* _任务要求_
请原样返回从含有“Patent image size: (982, 1402).”的那一行起、直到全部行末尾的内容，首尾两端均包括在内。

* _任务材料_
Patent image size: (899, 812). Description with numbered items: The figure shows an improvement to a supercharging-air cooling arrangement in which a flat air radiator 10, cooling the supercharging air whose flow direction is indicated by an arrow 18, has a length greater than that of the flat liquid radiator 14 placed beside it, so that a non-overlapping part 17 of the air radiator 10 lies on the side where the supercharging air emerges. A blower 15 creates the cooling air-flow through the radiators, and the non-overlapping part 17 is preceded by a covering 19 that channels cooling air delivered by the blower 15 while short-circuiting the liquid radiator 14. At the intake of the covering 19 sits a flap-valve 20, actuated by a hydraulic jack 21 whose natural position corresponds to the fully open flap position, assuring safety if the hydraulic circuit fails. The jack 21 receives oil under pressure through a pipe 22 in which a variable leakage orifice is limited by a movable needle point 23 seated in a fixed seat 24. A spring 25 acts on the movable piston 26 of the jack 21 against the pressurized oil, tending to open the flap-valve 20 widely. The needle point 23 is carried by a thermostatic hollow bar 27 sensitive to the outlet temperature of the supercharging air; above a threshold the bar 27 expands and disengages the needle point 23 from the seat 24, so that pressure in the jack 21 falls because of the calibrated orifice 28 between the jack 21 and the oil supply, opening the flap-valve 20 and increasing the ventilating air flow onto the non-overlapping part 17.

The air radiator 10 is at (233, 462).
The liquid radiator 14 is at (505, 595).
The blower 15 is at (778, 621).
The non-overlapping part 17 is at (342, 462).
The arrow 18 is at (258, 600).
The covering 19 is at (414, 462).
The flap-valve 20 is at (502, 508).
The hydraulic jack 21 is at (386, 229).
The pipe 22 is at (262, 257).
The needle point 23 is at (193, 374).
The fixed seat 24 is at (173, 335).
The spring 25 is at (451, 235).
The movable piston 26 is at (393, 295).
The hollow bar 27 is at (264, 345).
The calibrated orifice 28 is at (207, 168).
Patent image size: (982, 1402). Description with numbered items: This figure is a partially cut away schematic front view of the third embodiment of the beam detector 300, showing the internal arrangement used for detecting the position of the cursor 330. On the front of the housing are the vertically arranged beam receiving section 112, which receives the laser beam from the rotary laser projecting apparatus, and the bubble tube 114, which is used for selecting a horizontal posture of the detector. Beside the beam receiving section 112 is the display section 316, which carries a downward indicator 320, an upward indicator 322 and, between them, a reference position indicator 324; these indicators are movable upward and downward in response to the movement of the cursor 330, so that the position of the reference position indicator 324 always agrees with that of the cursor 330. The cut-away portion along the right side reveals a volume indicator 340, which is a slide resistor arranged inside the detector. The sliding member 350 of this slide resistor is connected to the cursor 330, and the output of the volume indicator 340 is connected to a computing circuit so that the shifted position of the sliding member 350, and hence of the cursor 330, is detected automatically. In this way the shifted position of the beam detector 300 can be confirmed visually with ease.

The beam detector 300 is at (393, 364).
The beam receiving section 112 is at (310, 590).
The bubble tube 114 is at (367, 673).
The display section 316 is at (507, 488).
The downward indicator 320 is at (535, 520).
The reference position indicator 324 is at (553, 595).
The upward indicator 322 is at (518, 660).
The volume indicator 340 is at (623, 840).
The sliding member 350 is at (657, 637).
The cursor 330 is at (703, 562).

* _练习输出_
Patent image size: (982, 1402). Description with numbered items: This figure is a partially cut away schematic front view of the third embodiment of the beam detector 300, showing the internal arrangement used for detecting the position of the cursor 330. On the front of the housing are the vertically arranged beam receiving section 112, which receives the laser beam from the rotary laser projecting apparatus, and the bubble tube 114, which is used for selecting a horizontal posture of the detector. Beside the beam receiving section 112 is the display section 316, which carries a downward indicator 320, an upward indicator 322 and, between them, a reference position indicator 324; these indicators are movable upward and downward in response to the movement of the cursor 330, so that the position of the reference position indicator 324 always agrees with that of the cursor 330. The cut-away portion along the right side reveals a volume indicator 340, which is a slide resistor arranged inside the detector. The sliding member 350 of this slide resistor is connected to the cursor 330, and the output of the volume indicator 340 is connected to a computing circuit so that the shifted position of the sliding member 350, and hence of the cursor 330, is detected automatically. In this way the shifted position of the beam detector 300 can be confirmed visually with ease.

The beam detector 300 is at (393, 364).
The beam receiving section 112 is at (310, 590).
The bubble tube 114 is at (367, 673).
The display section 316 is at (507, 488).
The downward indicator 320 is at (535, 520).
The reference position indicator 324 is at (553, 595).
The upward indicator 322 is at (518, 660).
The volume indicator 340 is at (623, 840).
The sliding member 350 is at (657, 637).
The cursor 330 is at (703, 562).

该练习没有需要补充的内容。